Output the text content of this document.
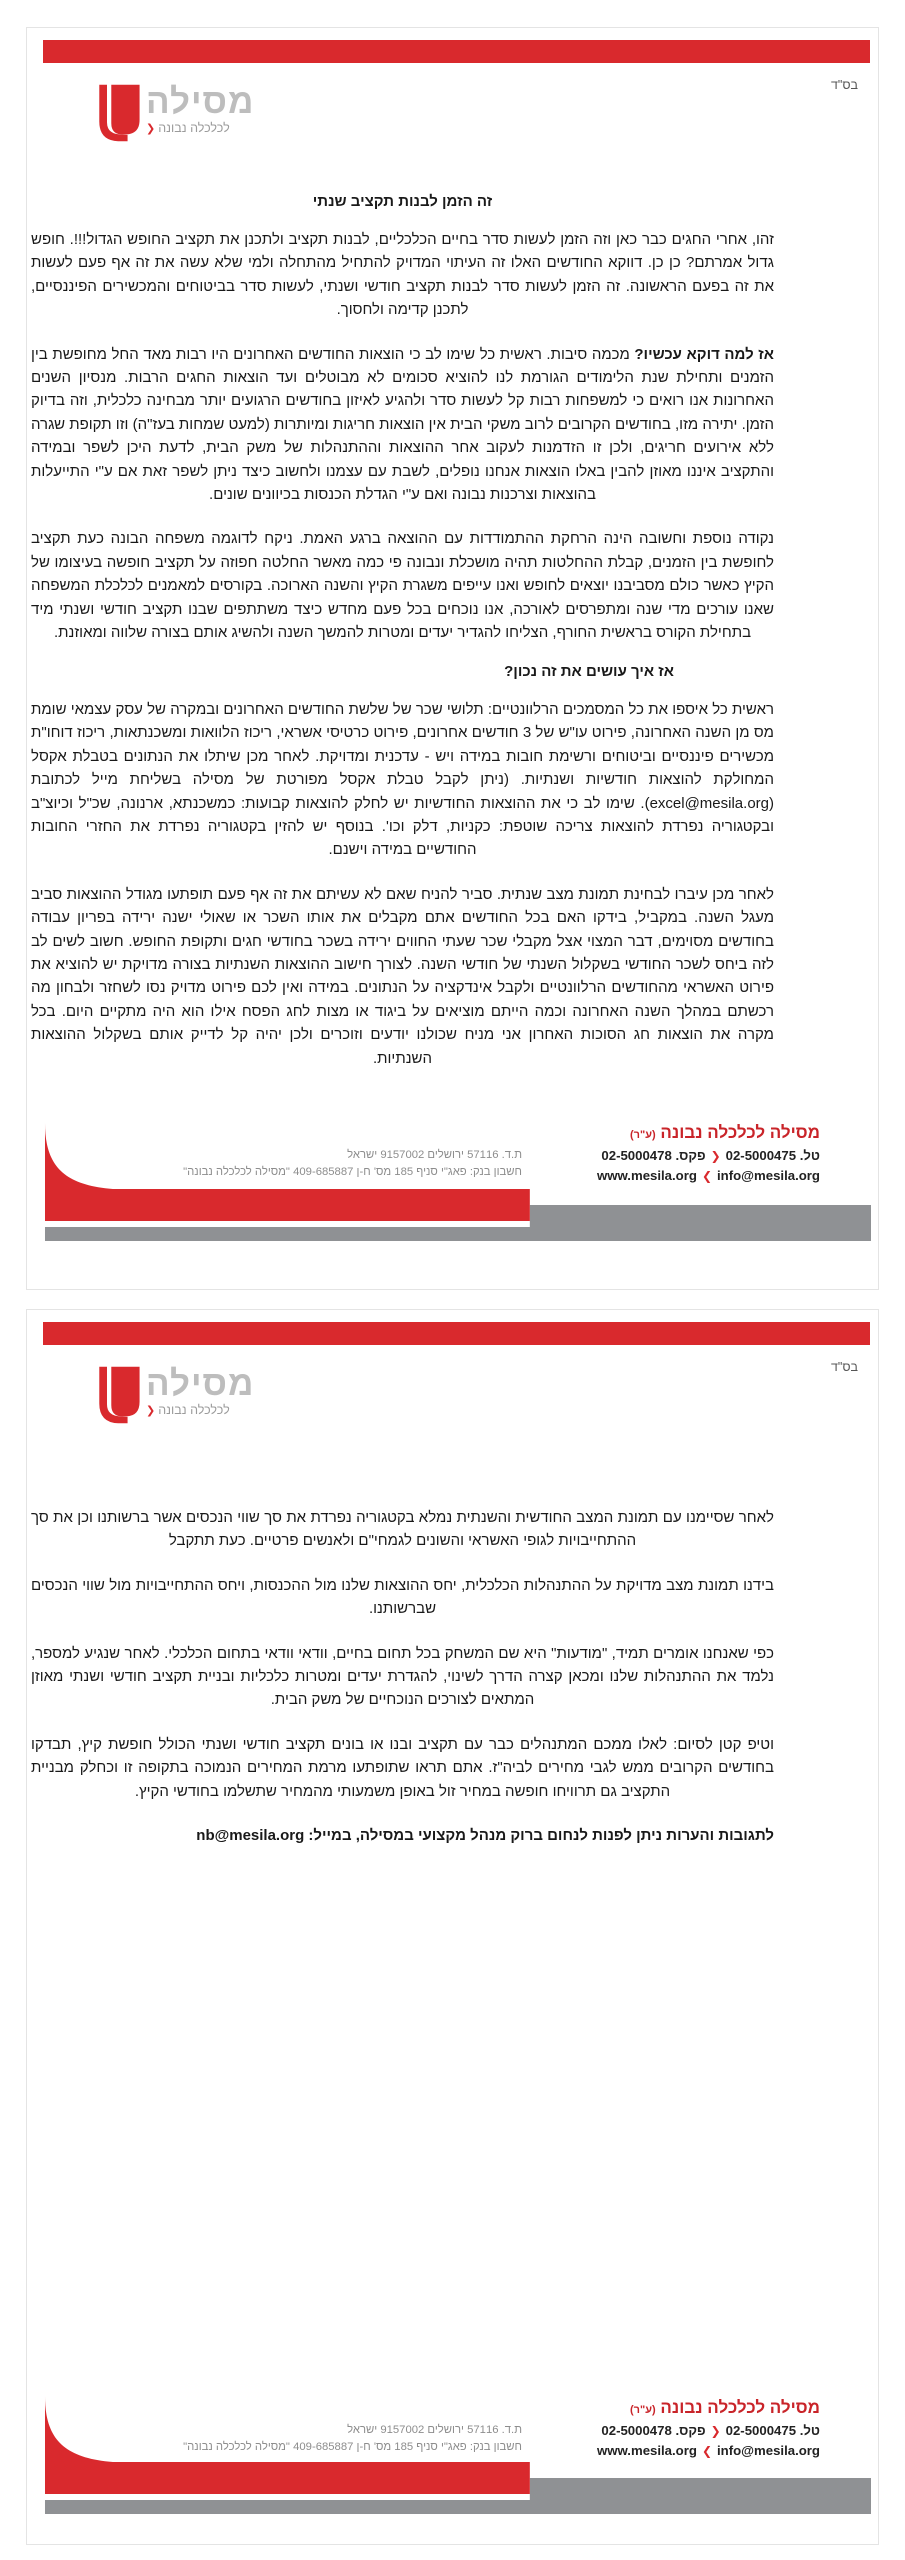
בס"ד
מסילה
לכלכלה נבונה
❮
זה הזמן לבנות תקציב שנתי

זהו, אחרי החגים כבר כאן וזה הזמן לעשות סדר בחיים הכלכליים, לבנות תקציב ולתכנן את תקציב החופש הגדול!!!. חופש גדול אמרתם? כן כן. דווקא החודשים האלו זה העיתוי המדויק להתחיל מהתחלה ולמי שלא עשה את זה אף פעם לעשות את זה בפעם הראשונה. זה הזמן לעשות סדר לבנות תקציב חודשי ושנתי, לעשות סדר בביטוחים והמכשירים הפיננסיים, לתכנן קדימה ולחסוך.

אז למה דוקא עכשיו? מכמה סיבות. ראשית כל שימו לב כי הוצאות החודשים האחרונים היו רבות מאד החל מחופשת בין הזמנים ותחילת שנת הלימודים הגורמת לנו להוציא סכומים לא מבוטלים ועד הוצאות החגים הרבות. מנסיון השנים האחרונות אנו רואים כי למשפחות רבות קל לעשות סדר ולהגיע לאיזון בחודשים הרגועים יותר מבחינה כלכלית, וזה בדיוק הזמן. יתירה מזו, בחודשים הקרובים לרוב משקי הבית אין הוצאות חריגות ומיותרות (למעט שמחות בעז"ה) וזו תקופת שגרה ללא אירועים חריגים, ולכן זו הזדמנות לעקוב אחר ההוצאות וההתנהלות של משק הבית, לדעת היכן לשפר ובמידה והתקציב איננו מאוזן להבין באלו הוצאות אנחנו נופלים, לשבת עם עצמנו ולחשוב כיצד ניתן לשפר זאת אם ע"י התייעלות בהוצאות וצרכנות נבונה ואם ע"י הגדלת הכנסות בכיוונים שונים.

נקודה נוספת וחשובה הינה הרחקת ההתמודדות עם ההוצאה ברגע האמת. ניקח לדוגמה משפחה הבונה כעת תקציב לחופשת בין הזמנים, קבלת ההחלטות תהיה מושכלת ונבונה פי כמה מאשר החלטה חפוזה על תקציב חופשה בעיצומו של הקיץ כאשר כולם מסביבנו יוצאים לחופש ואנו עייפים משגרת הקיץ והשנה הארוכה. בקורסים למאמנים לכלכלת המשפחה שאנו עורכים מדי שנה ומתפרסים לאורכה, אנו נוכחים בכל פעם מחדש כיצד משתתפים שבנו תקציב חודשי ושנתי מיד בתחילת הקורס בראשית החורף, הצליחו להגדיר יעדים ומטרות להמשך השנה ולהשיג אותם בצורה שלווה ומאוזנת.

אז איך עושים את זה נכון?

ראשית כל איספו את כל המסמכים הרלוונטיים: תלושי שכר של שלשת החודשים האחרונים ובמקרה של עסק עצמאי שומת מס מן השנה האחרונה, פירוט עו"ש של 3 חודשים אחרונים, פירוט כרטיסי אשראי, ריכוז הלוואות ומשכנתאות, ריכוז דוחו"ת מכשירים פיננסיים וביטוחים ורשימת חובות במידה ויש - עדכנית ומדויקת. לאחר מכן שיתלו את הנתונים בטבלת אקסל המחולקת להוצאות חודשיות ושנתיות. (ניתן לקבל טבלת אקסל מפורטת של מסילה בשליחת מייל לכתובת (excel@mesila.org). שימו לב כי את ההוצאות החודשיות יש לחלק להוצאות קבועות: כמשכנתא, ארנונה, שכ"ל וכיוצ"ב ובקטגוריה נפרדת להוצאות צריכה שוטפת: כקניות, דלק וכו'. בנוסף יש להזין בקטגוריה נפרדת את החזרי החובות החודשיים במידה וישנם.

לאחר מכן עיברו לבחינת תמונת מצב שנתית. סביר להניח שאם לא עשיתם את זה אף פעם תופתעו מגודל ההוצאות סביב מעגל השנה. במקביל, בידקו האם בכל החודשים אתם מקבלים את אותו השכר או שאולי ישנה ירידה בפריון עבודה בחודשים מסוימים, דבר המצוי אצל מקבלי שכר שעתי החווים ירידה בשכר בחודשי חגים ותקופת החופש. חשוב לשים לב לזה ביחס לשכר החודשי בשקלול השנתי של חודשי השנה. לצורך חישוב ההוצאות השנתיות בצורה מדויקת יש להוציא את פירוט האשראי מהחודשים הרלוונטיים ולקבל אינדקציה על הנתונים. במידה ואין לכם פירוט מדויק נסו לשחזר ולבחון מה רכשתם במהלך השנה האחרונה וכמה הייתם מוציאים על ביגוד או מצות לחג הפסח אילו הוא היה מתקיים היום. בכל מקרה את הוצאות חג הסוכות האחרון אני מניח שכולנו יודעים וזוכרים ולכן יהיה קל לדייק אותם בשקלול ההוצאות השנתיות.

מסילה לכלכלה נבונה (ע"ר)
טל. 02-5000475❮פקס. 02-5000478
www.mesila.org ❮ info@mesila.org
ת.ד. 57116 ירושלים 9157002 ישראל
חשבון בנק: פאג"י סניף 185 מס' ח-ן 409-685887 "מסילה לכלכלה נבונה"
בס"ד
מסילה
לכלכלה נבונה
❮

לאחר שסיימנו עם תמונת המצב החודשית והשנתית נמלא בקטגוריה נפרדת את סך שווי הנכסים אשר ברשותנו וכן את סך ההתחייבויות לגופי האשראי והשונים לגמחי"ם ולאנשים פרטיים. כעת תתקבל

בידנו תמונת מצב מדויקת על ההתנהלות הכלכלית, יחס ההוצאות שלנו מול ההכנסות, ויחס ההתחייבויות מול שווי הנכסים שברשותנו.

כפי שאנחנו אומרים תמיד, "מודעות" היא שם המשחק בכל תחום בחיים, וודאי וודאי בתחום הכלכלי. לאחר שנגיע למספר, נלמד את ההתנהלות שלנו ומכאן קצרה הדרך לשינוי, להגדרת יעדים ומטרות כלכליות ובניית תקציב חודשי ושנתי מאוזן המתאים לצורכים הנוכחיים של משק הבית.

וטיפ קטן לסיום: לאלו ממכם המתנהלים כבר עם תקציב ובנו או בונים תקציב חודשי ושנתי הכולל חופשת קיץ, תבדקו בחודשים הקרובים ממש לגבי מחירים לביה"ז. אתם תראו שתופתעו מרמת המחירים הנמוכה בתקופה זו וכחלק מבניית התקציב גם תרוויחו חופשה במחיר זול באופן משמעותי מהמחיר שתשלמו בחודשי הקיץ.

לתגובות והערות ניתן לפנות לנחום ברוק מנהל מקצועי במסילה, במייל: nb@mesila.org

מסילה לכלכלה נבונה (ע"ר)
טל. 02-5000475❮פקס. 02-5000478
www.mesila.org ❮ info@mesila.org
ת.ד. 57116 ירושלים 9157002 ישראל
חשבון בנק: פאג"י סניף 185 מס' ח-ן 409-685887 "מסילה לכלכלה נבונה"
──────
→ GIVEN TASK: Gather each line of the listing containing the word "שווי" and show it.

→ EXERCISE RESULT:
לאחר שסיימנו עם תמונת המצב החודשית והשנתית נמלא בקטגוריה נפרדת את סך שווי הנכסים אשר ברשותנו וכן את סך ההתחייבויות לגופי האשראי והשונים לגמחי"ם ולאנשים פרטיים. כעת תתקבל
בידנו תמונת מצב מדויקת על ההתנהלות הכלכלית, יחס ההוצאות שלנו מול ההכנסות, ויחס ההתחייבויות מול שווי הנכסים שברשותנו.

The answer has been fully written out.